* **TASK REQUIREMENTS**:
Reproduce, character for character, the stretch from the start of the records through the line containing "134, 432, 139]", including that line.

* **STORED ROWS**:
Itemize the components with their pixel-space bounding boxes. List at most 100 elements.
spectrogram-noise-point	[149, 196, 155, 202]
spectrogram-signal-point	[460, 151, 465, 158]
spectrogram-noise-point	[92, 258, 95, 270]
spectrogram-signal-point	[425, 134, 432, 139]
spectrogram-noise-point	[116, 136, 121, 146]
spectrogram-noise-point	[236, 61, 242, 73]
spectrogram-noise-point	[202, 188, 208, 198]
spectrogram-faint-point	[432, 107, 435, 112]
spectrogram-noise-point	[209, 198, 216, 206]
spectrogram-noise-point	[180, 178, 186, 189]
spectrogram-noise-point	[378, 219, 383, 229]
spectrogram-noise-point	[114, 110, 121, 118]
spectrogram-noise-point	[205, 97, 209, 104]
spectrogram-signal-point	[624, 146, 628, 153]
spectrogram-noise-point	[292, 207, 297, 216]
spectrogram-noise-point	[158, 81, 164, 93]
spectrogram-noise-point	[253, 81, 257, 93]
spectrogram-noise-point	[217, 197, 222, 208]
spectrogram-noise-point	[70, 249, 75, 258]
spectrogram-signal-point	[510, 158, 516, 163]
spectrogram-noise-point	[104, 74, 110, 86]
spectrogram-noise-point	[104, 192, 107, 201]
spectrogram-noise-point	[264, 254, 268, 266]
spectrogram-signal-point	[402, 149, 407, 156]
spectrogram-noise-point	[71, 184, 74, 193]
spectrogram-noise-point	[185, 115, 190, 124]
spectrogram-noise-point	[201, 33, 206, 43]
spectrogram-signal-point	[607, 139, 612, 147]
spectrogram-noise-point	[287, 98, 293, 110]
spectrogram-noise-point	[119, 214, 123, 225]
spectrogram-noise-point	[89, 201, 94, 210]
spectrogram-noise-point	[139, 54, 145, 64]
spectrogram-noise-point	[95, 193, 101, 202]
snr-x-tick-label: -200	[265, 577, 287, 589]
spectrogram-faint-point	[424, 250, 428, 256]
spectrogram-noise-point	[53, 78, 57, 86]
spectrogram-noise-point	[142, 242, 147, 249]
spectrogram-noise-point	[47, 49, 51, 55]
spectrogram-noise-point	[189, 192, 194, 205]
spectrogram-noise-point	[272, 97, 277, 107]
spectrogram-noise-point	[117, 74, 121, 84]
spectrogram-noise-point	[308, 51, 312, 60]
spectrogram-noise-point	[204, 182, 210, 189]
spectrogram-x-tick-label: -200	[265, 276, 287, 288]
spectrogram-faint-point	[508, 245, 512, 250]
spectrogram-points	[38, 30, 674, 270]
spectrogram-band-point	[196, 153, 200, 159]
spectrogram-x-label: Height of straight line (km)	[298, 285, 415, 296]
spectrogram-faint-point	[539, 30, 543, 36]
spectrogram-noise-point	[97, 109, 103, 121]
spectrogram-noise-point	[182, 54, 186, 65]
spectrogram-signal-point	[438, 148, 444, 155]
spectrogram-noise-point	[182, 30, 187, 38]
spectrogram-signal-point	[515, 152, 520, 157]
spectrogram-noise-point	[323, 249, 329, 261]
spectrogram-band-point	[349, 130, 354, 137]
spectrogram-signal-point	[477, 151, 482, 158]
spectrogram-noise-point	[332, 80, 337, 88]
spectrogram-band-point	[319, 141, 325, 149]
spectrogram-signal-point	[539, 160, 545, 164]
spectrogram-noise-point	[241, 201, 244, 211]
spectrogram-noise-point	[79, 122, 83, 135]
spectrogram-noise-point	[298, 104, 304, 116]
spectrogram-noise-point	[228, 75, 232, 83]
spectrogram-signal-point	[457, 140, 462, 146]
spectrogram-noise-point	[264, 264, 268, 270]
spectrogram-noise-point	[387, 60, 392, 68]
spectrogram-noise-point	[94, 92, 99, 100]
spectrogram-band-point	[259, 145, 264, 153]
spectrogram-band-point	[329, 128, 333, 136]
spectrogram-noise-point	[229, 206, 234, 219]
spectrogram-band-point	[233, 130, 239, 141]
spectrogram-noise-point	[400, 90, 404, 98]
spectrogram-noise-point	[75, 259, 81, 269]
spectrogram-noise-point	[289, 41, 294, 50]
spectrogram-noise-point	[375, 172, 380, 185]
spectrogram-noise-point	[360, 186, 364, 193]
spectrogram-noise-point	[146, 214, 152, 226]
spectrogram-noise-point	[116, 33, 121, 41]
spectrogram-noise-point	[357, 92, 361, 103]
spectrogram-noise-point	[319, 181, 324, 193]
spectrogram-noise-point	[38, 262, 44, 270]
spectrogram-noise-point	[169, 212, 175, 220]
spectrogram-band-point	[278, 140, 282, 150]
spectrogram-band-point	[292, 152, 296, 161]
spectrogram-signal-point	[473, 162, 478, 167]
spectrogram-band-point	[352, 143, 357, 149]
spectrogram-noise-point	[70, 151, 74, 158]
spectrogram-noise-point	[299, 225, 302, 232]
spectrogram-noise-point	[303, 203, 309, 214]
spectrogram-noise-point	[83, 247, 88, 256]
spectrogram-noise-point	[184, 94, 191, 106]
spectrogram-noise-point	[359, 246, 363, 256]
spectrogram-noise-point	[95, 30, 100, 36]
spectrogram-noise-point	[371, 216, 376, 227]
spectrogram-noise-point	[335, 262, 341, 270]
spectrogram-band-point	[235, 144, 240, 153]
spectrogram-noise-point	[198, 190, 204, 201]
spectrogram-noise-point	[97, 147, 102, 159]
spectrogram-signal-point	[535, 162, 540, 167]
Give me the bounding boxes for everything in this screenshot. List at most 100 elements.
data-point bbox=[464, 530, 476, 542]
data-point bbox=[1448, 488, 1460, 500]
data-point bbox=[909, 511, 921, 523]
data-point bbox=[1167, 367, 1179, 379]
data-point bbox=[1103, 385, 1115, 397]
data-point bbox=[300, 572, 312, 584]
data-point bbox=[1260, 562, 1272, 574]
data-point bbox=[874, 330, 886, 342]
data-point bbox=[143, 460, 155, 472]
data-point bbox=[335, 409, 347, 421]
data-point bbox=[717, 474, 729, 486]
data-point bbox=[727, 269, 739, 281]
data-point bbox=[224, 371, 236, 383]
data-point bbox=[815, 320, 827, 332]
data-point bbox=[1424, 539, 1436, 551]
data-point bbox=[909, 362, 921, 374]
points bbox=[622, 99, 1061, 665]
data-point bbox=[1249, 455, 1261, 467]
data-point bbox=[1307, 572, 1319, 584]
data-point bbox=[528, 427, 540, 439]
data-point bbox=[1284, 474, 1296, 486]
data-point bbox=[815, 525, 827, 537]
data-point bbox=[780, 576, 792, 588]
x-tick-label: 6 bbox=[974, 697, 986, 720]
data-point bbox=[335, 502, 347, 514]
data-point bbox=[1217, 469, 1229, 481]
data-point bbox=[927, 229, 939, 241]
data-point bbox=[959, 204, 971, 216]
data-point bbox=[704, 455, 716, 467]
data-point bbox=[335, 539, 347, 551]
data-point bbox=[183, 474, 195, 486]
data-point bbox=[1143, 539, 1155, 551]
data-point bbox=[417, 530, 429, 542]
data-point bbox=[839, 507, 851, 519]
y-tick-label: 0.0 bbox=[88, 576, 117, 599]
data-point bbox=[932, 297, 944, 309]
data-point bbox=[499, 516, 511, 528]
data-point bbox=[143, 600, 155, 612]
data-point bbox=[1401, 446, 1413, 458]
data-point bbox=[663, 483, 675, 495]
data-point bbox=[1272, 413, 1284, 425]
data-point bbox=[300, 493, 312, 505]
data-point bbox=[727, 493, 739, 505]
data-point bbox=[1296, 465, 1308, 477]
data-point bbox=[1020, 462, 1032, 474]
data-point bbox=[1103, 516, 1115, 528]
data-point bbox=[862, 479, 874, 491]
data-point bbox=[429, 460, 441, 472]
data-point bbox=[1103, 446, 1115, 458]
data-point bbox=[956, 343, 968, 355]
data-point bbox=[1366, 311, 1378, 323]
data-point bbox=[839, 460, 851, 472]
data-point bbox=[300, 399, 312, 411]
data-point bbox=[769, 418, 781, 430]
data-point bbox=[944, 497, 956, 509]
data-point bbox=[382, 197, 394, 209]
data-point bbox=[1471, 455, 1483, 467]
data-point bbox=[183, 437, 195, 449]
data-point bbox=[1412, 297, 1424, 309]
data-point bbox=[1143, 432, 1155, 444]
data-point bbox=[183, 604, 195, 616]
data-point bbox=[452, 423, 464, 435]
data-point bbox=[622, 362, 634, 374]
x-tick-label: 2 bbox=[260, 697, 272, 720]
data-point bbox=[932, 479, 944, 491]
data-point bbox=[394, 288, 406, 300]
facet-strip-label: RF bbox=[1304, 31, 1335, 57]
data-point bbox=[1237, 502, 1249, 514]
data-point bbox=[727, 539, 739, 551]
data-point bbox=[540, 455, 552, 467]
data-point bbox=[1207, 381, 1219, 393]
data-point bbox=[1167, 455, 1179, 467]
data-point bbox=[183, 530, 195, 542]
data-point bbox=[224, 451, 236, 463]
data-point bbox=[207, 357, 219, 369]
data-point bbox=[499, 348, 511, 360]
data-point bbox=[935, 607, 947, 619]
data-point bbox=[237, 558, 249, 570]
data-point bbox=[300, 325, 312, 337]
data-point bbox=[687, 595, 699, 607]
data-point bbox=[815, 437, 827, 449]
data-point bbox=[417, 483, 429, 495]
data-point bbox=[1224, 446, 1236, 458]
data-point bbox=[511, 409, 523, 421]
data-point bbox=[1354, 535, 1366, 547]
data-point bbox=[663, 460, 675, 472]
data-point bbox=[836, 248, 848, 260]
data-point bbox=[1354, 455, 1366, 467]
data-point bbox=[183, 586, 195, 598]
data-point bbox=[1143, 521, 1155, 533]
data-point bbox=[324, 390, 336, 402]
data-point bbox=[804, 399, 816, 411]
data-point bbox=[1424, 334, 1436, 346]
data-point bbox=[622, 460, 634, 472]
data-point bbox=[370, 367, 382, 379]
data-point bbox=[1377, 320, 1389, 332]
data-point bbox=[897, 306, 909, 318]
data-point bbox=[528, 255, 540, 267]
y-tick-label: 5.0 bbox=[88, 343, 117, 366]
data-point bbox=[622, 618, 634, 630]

* **WRITTEN RESPONSE**:
Itemize the components with their pixel-space bounding boxes. List at most 100 elements.
spectrogram-noise-point	[149, 196, 155, 202]
spectrogram-signal-point	[460, 151, 465, 158]
spectrogram-noise-point	[92, 258, 95, 270]
spectrogram-signal-point	[425, 134, 432, 139]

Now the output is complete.